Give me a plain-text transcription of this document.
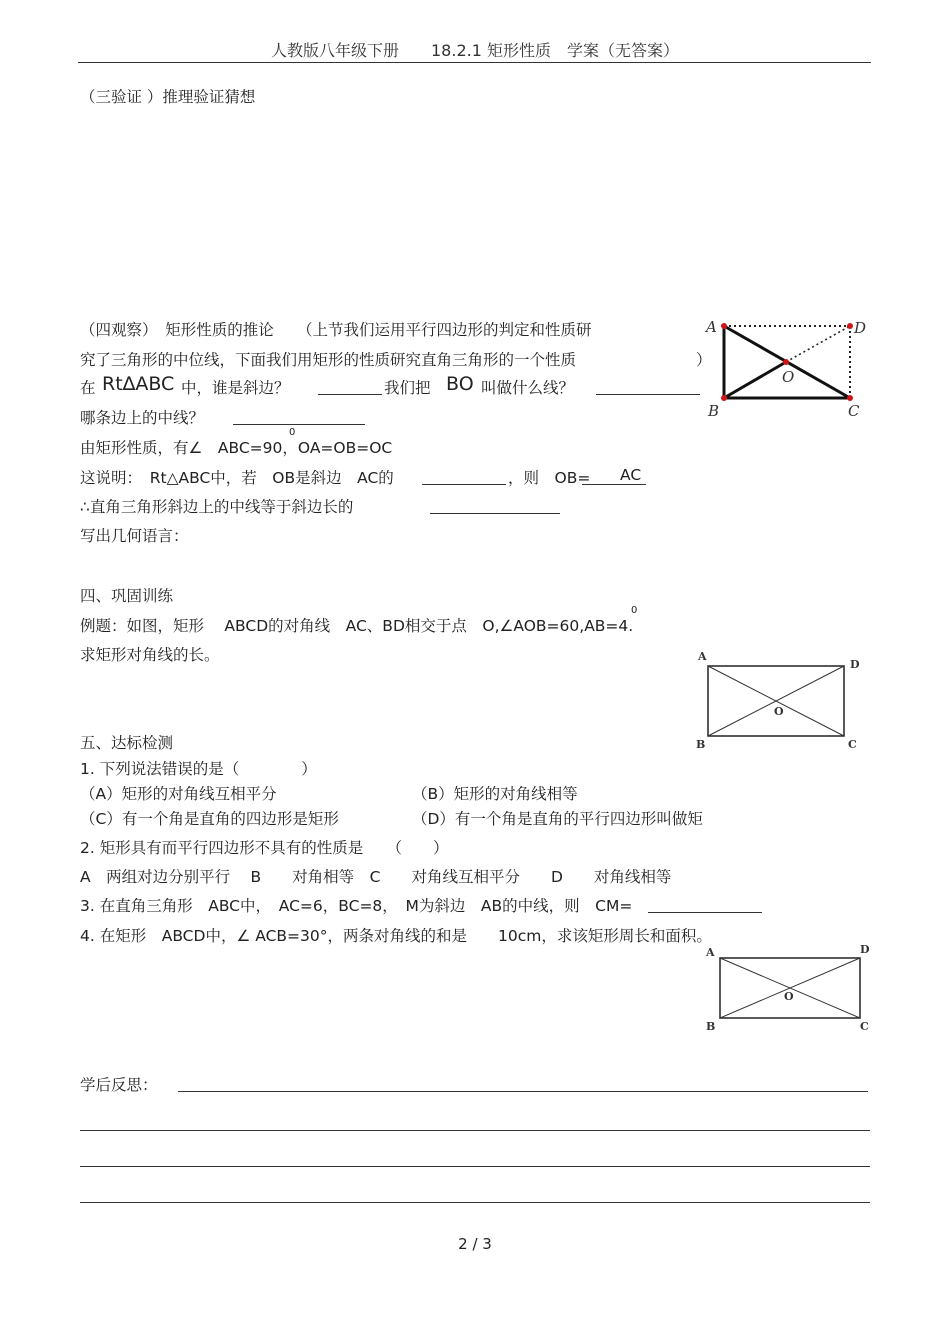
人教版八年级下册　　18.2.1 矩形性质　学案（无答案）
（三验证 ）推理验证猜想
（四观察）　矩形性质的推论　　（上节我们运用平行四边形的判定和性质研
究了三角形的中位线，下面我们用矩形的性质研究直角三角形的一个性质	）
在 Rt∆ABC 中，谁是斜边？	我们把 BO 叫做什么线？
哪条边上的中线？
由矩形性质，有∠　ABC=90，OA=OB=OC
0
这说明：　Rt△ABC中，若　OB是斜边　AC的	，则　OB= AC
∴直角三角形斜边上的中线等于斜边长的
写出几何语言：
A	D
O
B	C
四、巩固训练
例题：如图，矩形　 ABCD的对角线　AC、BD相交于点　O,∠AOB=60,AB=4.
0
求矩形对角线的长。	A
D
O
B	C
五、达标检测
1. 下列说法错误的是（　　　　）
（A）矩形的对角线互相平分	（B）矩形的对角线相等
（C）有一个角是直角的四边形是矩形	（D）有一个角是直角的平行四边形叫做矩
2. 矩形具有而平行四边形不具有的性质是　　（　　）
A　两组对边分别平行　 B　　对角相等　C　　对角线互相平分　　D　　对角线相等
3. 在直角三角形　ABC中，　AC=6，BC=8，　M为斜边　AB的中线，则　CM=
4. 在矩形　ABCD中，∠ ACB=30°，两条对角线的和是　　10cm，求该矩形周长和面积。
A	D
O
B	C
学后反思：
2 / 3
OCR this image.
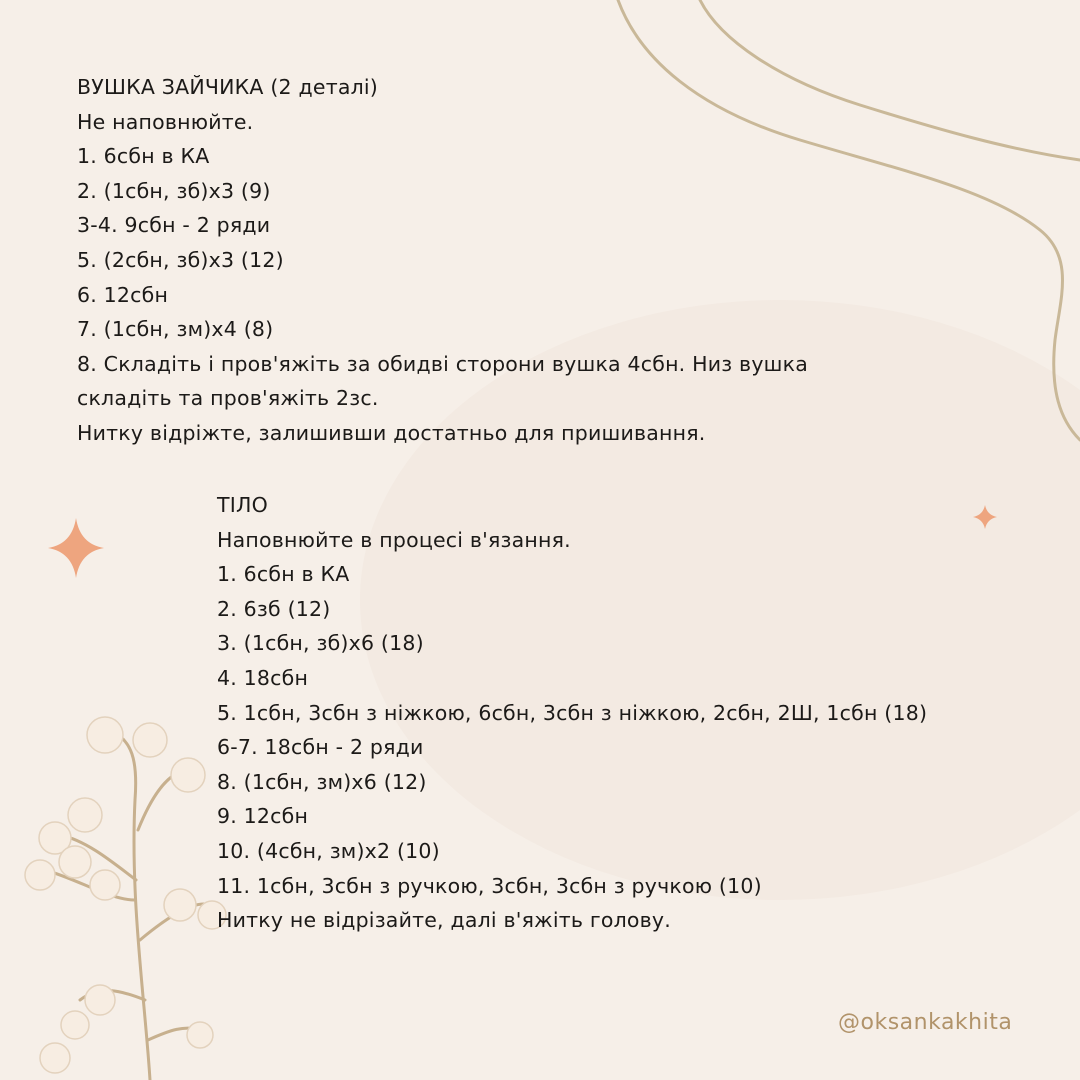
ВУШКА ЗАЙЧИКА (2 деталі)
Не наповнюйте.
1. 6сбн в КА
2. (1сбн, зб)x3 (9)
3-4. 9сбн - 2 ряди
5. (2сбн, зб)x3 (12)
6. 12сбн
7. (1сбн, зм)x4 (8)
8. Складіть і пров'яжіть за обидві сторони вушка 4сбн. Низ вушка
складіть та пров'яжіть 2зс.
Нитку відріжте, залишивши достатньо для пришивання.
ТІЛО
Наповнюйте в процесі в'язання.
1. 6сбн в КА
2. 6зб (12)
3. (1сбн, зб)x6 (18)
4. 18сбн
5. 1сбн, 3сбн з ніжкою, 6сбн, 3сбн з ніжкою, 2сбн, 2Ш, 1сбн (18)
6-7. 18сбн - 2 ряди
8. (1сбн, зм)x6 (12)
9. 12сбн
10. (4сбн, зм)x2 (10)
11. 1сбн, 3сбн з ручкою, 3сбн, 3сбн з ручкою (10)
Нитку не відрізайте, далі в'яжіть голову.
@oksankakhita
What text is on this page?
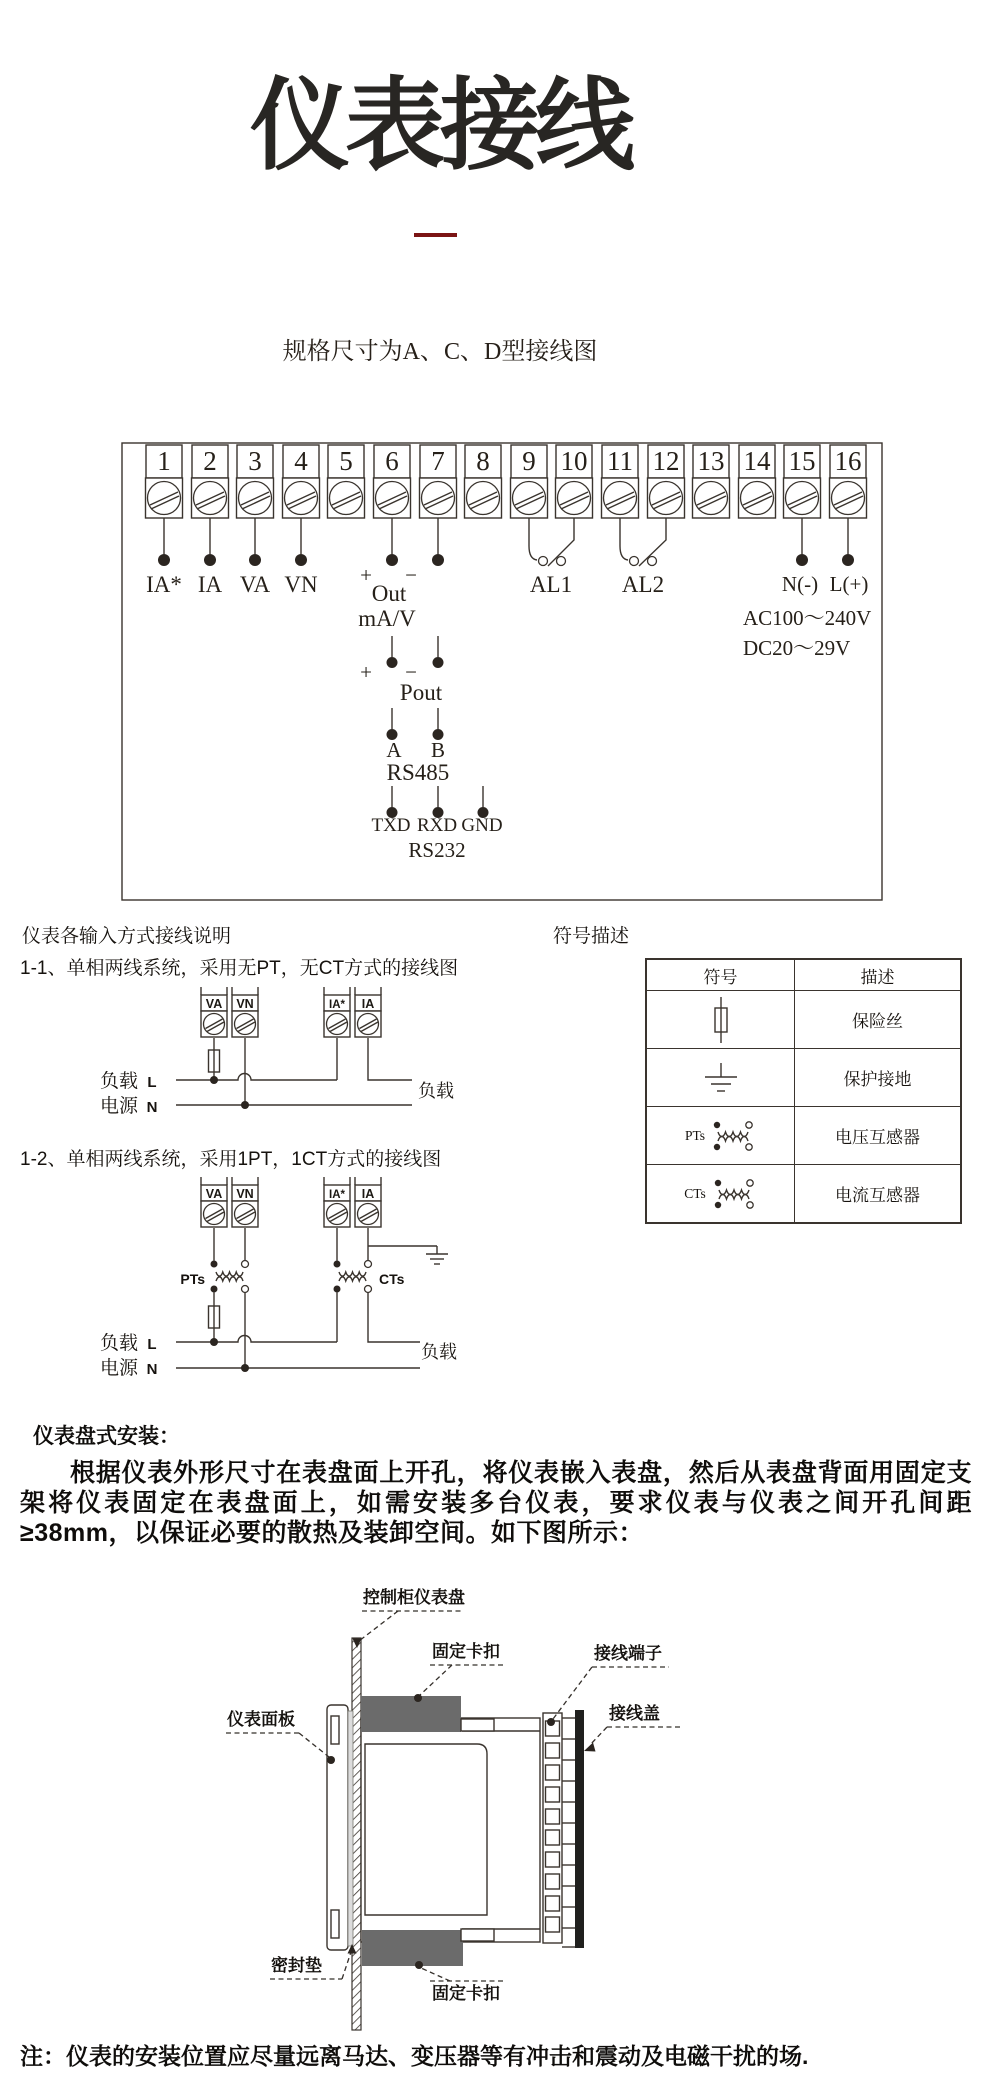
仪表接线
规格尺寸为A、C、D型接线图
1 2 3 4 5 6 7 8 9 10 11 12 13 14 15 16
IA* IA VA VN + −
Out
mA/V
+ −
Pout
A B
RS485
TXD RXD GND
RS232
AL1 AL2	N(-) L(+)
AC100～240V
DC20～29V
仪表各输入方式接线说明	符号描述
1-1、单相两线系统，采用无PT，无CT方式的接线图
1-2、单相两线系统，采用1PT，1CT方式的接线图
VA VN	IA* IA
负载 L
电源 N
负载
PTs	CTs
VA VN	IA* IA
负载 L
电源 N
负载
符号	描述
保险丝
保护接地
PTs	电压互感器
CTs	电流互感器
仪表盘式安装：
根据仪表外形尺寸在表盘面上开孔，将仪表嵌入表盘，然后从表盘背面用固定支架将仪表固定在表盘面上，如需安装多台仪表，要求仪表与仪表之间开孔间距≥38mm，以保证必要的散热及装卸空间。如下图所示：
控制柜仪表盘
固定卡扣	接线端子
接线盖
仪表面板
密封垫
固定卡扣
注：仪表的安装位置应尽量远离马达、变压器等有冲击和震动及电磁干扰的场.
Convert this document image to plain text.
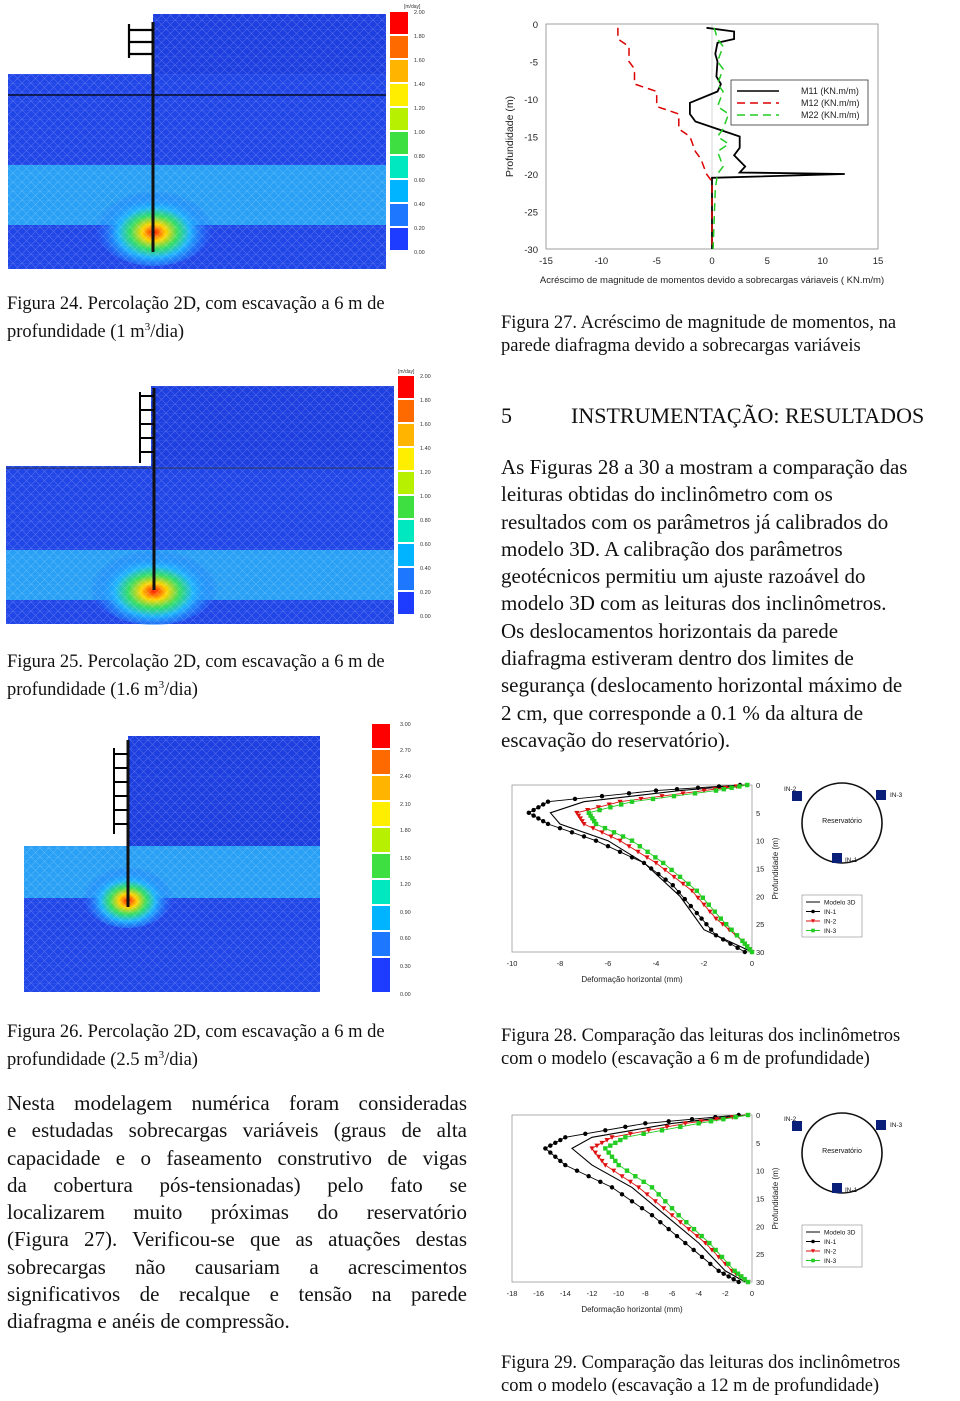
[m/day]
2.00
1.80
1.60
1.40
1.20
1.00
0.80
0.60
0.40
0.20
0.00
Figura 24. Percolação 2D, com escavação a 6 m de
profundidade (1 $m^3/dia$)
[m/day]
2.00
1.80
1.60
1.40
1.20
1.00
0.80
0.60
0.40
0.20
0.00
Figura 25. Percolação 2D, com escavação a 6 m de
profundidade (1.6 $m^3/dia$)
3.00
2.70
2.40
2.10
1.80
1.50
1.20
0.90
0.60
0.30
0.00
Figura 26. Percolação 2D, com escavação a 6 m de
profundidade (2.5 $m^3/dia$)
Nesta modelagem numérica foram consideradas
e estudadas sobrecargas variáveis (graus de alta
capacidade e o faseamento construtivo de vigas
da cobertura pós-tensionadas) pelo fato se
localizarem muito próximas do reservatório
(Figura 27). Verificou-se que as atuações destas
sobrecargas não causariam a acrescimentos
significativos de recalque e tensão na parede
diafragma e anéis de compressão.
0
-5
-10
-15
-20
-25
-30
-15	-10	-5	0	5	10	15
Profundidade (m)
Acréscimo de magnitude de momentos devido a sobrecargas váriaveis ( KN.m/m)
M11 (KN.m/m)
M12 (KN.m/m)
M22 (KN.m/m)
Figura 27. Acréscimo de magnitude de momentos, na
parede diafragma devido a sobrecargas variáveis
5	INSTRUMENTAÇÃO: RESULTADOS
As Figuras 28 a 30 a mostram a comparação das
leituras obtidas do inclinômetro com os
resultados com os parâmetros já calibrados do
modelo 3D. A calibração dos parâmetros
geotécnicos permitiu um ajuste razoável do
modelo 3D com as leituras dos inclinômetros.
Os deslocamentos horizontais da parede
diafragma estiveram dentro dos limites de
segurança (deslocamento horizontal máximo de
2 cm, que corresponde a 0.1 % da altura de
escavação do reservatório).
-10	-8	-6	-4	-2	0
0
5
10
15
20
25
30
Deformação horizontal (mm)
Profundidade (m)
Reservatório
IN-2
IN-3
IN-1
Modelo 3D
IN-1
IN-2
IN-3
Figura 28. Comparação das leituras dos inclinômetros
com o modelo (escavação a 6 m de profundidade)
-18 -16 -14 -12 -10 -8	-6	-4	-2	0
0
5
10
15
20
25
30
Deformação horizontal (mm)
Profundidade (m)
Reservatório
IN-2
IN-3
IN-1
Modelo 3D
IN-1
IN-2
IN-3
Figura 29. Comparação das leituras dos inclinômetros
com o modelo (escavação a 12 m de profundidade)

----

- TASK: Which lines hold the word "inclinômetros"? Copy all of them.

- OUTPUT OF THE EXERCISE:
modelo 3D com as leituras dos inclinômetros.
Figura 28. Comparação das leituras dos inclinômetros
Figura 29. Comparação das leituras dos inclinômetros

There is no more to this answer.